Three years after their final separation, Edward almost succeeded in killing Eloise. Police were called; however, Eloise was advised not to go to court as “they’re going to crucify you” because “you could say, anyone’s done this”. Instead, they suggested she seek the help of support services (their commanding officer later apologised for the officers’ inappropriate response to the assault). While Eloise said attending a family violence service and meeting other women facing similar circumstances has helped immensely, she is angered any of them have experienced what they have.
Post-separation, Edward refused to pay child support. Despite the Family Court acknowledging the abuse Eloise and their daughters have suffered, at the time of her interview, Eloise was concerned his claim of fifty per cent of the value of the property plus legal fees would be awarded. To fund her own legal expenses, she took a mortgage out on one of her two properties, which ended up going to a mortgagee sale.
Over the separation proceedings, Eloise credits her bank as getting her through: “I’ve never dealt with such a terrible situation with such lovely people.” She appreciated the credit controller kept her updated on what she could expect, such as a bailiff arriving, and reassured her throughout the process. However, Edward’s lawyer halted the proceeds of the mortgagee sale being released and eventually, her bank settled with her former husband to release the funds. The money from the sale (less the settlement) was used to purchase a new property, and her loan was restructured. The bank allowed Eloise to pay interest only on the mortgage. When the interest-only payments come to an end, Eloise will need to pay the mortgage in full (which she will be unable to do), and the house will go to a mortgagee sale.
At the time of our conversation, Eloise advised Edward had had her accounts frozen—she believes with the intent to ensure she cannot provide for herself or the girls. She lived off the generosity of friends and was working 80-hour weeks. She had formulated a plan for the care of the girls once she lost her home, knowing her credit rating was too poor to rent a property and was facing homelessness herself.
“It doesn’t mean that you’ve got your own name on your bank account, that you have financial freedom. Or you have control over your own life or what you spend. And that has been the hardest lesson.”—Eloise
Eloise has stayed in sporadic touch with me since her interview. She and Edward are still in the Family Court, and proceedings to financially separate from him remain ongoing.

In Brief: Unpacking Trauma

To unpack what is going on for Anna, Eloise, and other victim-survivors of financial abuse, I will first revisit the concepts of entrapment and vulnerability expounded on above. Second, I relate the experience of financial abuse as consumer vulnerability to our bank and financial institution setting (a line of argument one could also apply to other consumer-facing businesses, such as telecommunications or utilities). Finally, referring to Herzog’s (2019) ‘narrow’ and ‘broad’ view of systemic harms, we can operationalise the consumer vulnerability of an IPV victim-survivor into two categories: the narrow, or ‘do not make it worse’, and the broad, or ‘attempt to make it better’. The former is reactive, whereas the latter is a proactive stance. Considering the bank as a systemically powerful institution both at a macro (societal) and micro (household) level is helpful as we conceptualise the financial institution’s response to individual disclosures of violence by existing customers and any preventative role in society’s response to IPV they may play.

| Given task a |
Answer from the passage on financial abuse:
(i) What did Eloise take out to pay her own legal expenses?
(ii) How many hours a week was Eloise working at the time of the conversation?
(iii) Whose "narrow" and "broad" view of systemic harms is referred to?
The text and the records have no connection to each other.

| Stored records |

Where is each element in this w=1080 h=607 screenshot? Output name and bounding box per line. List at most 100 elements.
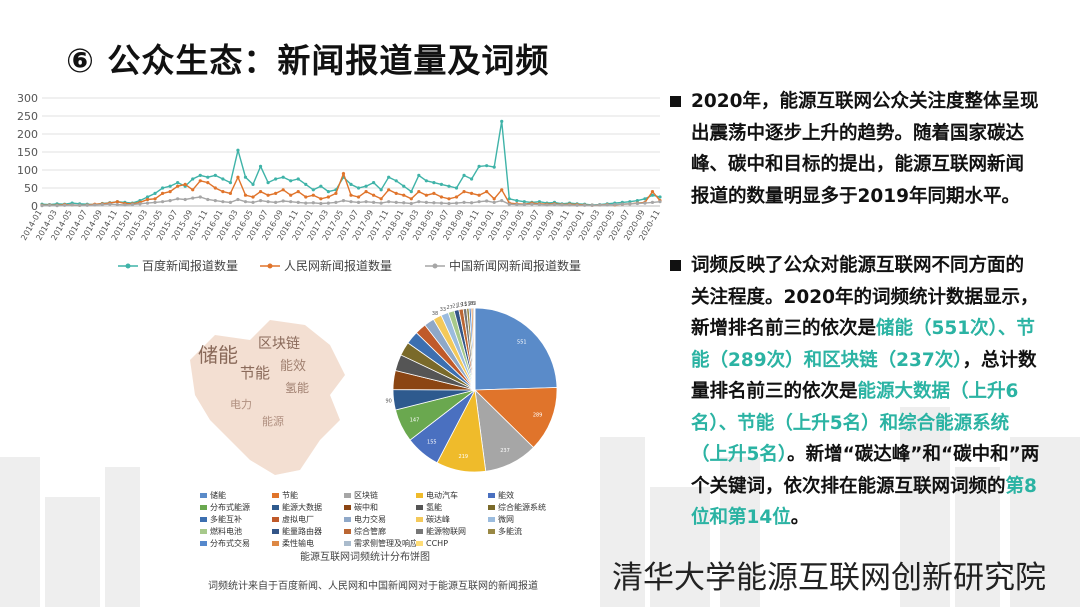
- data-point: [424, 193, 428, 197]
- legend-swatch: [200, 517, 207, 522]
- legend-swatch: [272, 505, 279, 510]
- data-point: [635, 201, 639, 206]
- pie-legend-label: 多能流: [498, 527, 522, 536]
- pie-legend-label: 能源大数据: [282, 503, 322, 512]
- data-point: [274, 177, 278, 181]
- data-point: [567, 203, 572, 207]
- data-point: [590, 203, 594, 207]
- data-point: [485, 164, 489, 168]
- legend-swatch: [272, 493, 279, 498]
- data-point: [198, 179, 202, 183]
- data-point: [115, 200, 119, 204]
- pie-legend-item: 多能流: [488, 526, 560, 537]
- china-wordcloud-map: 储能 区块链 节能 能效 氢能 电力 能源: [190, 320, 345, 475]
- legend-swatch: [488, 493, 495, 498]
- legend-swatch: [488, 505, 495, 510]
- data-point: [409, 197, 413, 201]
- pie-legend-item: 多能互补: [200, 514, 272, 525]
- data-point: [108, 202, 112, 206]
- data-point: [454, 186, 459, 190]
- data-point: [598, 203, 602, 207]
- data-point: [145, 201, 150, 205]
- data-point: [243, 200, 248, 204]
- pie-slice: [473, 307, 476, 391]
- pie-slice-label: 9: [468, 301, 471, 307]
- pie-legend-label: 能量路由器: [282, 527, 322, 536]
- pie-slice-label: 8: [470, 301, 473, 307]
- data-point: [296, 190, 300, 194]
- pie-legend-label: CCHP: [426, 539, 449, 548]
- data-point: [522, 202, 526, 207]
- data-point: [168, 199, 172, 203]
- data-point: [356, 186, 361, 190]
- data-point: [402, 201, 406, 205]
- data-point: [552, 202, 557, 207]
- pie-legend-label: 碳中和: [354, 503, 378, 512]
- data-point: [304, 182, 308, 186]
- data-point: [356, 195, 361, 199]
- y-tick-label: 150: [17, 146, 38, 159]
- data-point: [447, 201, 451, 206]
- pie-legend: 储能 节能 区块链 电动汽车 能效 分布式能源 能源大数据 碳中和 氢能 综合能源系统 多能互补 虚拟…: [200, 490, 560, 549]
- data-point: [417, 173, 421, 177]
- data-point: [183, 182, 187, 186]
- bullet-2-highlight3: 第8位和第14位: [691, 475, 1037, 529]
- pie-legend-item: 虚拟电厂: [272, 514, 344, 525]
- y-tick-label: 200: [17, 128, 38, 141]
- data-point: [560, 203, 564, 207]
- data-point: [236, 175, 240, 179]
- data-point: [379, 188, 383, 192]
- data-point: [213, 199, 217, 203]
- data-point: [138, 202, 142, 206]
- analysis-text: 2020年，能源互联网公众关注度整体呈现出震荡中逐步上升的趋势。随着国家碳达峰、…: [670, 86, 1050, 534]
- data-point: [485, 190, 489, 194]
- pie-legend-item: 燃料电池: [200, 526, 272, 537]
- data-point: [432, 181, 436, 185]
- pie-slice-label: 6: [472, 301, 475, 307]
- data-point: [258, 164, 263, 168]
- map-word-2: 区块链: [258, 336, 300, 352]
- pie-caption: 能源互联网词频统计分布饼图: [300, 552, 430, 563]
- pie-slice: [474, 307, 558, 391]
- data-point: [130, 202, 135, 207]
- y-tick-label: 0: [31, 200, 38, 213]
- data-point: [55, 204, 59, 208]
- data-point: [304, 195, 308, 199]
- data-point: [326, 201, 330, 205]
- pie-legend-label: 综合管廊: [354, 527, 386, 536]
- bullet-2-part1: 词频反映了公众对能源互联网不同方面的关注程度。2020年的词频统计数据显示，新增…: [691, 255, 1039, 339]
- pie-legend-item: 储能: [200, 490, 272, 501]
- data-point: [228, 191, 233, 195]
- data-point: [364, 184, 368, 188]
- bullet-1-text: 2020年，能源互联网公众关注度整体呈现出震荡中逐步上升的趋势。随着国家碳达峰、…: [691, 91, 1039, 207]
- pie-legend-label: 电力交易: [354, 515, 386, 524]
- data-point: [251, 200, 255, 204]
- bullet-square-icon: [670, 260, 681, 271]
- data-point: [311, 193, 315, 197]
- data-point: [176, 181, 180, 185]
- map-word-3: 节能: [240, 364, 270, 382]
- data-point: [145, 197, 150, 202]
- data-point: [492, 165, 496, 169]
- pie-slice: [474, 387, 558, 449]
- data-point: [447, 184, 451, 188]
- data-point: [251, 182, 255, 186]
- data-point: [515, 199, 519, 203]
- data-point: [176, 197, 180, 201]
- y-tick-label: 50: [24, 182, 38, 195]
- data-point: [228, 181, 233, 185]
- data-point: [115, 202, 119, 207]
- data-point: [168, 184, 172, 188]
- bullet-square-icon: [670, 96, 681, 107]
- pie-legend-label: 综合能源系统: [498, 503, 546, 512]
- data-point: [274, 200, 278, 204]
- data-point: [160, 191, 165, 195]
- pie-legend-label: 多能互补: [210, 515, 242, 524]
- data-point: [228, 200, 233, 204]
- data-point: [462, 200, 466, 204]
- pie-slice-label: 155: [427, 440, 437, 446]
- data-point: [221, 177, 225, 181]
- data-point: [462, 173, 466, 177]
- data-point: [500, 119, 504, 123]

| Given task b |
Write out unchanged the part of the records that opens with the line containing "- data-point: [424, 193, 428, 197]" and closes with the line containing "- pie-legend-item: 多能互补: [200, 514, 272, 525]", including both of those lines.

| Task output a |
(i) A mortgage on one of her two properties.
(ii) 80 hours a week.
(iii) Herzog's (2019).

| Task output b |
- data-point: [424, 193, 428, 197]
- legend-swatch: [200, 517, 207, 522]
- legend-swatch: [272, 505, 279, 510]
- data-point: [635, 201, 639, 206]
- pie-legend-label: 多能流: [498, 527, 522, 536]
- pie-legend-label: 能源大数据: [282, 503, 322, 512]
- data-point: [274, 177, 278, 181]
- data-point: [567, 203, 572, 207]
- data-point: [590, 203, 594, 207]
- data-point: [485, 164, 489, 168]
- legend-swatch: [272, 493, 279, 498]
- data-point: [198, 179, 202, 183]
- data-point: [115, 200, 119, 204]
- pie-legend-item: 多能流: [488, 526, 560, 537]
- china-wordcloud-map: 储能 区块链 节能 能效 氢能 电力 能源: [190, 320, 345, 475]
- legend-swatch: [488, 493, 495, 498]
- legend-swatch: [488, 505, 495, 510]
- data-point: [409, 197, 413, 201]
- pie-legend-item: 多能互补: [200, 514, 272, 525]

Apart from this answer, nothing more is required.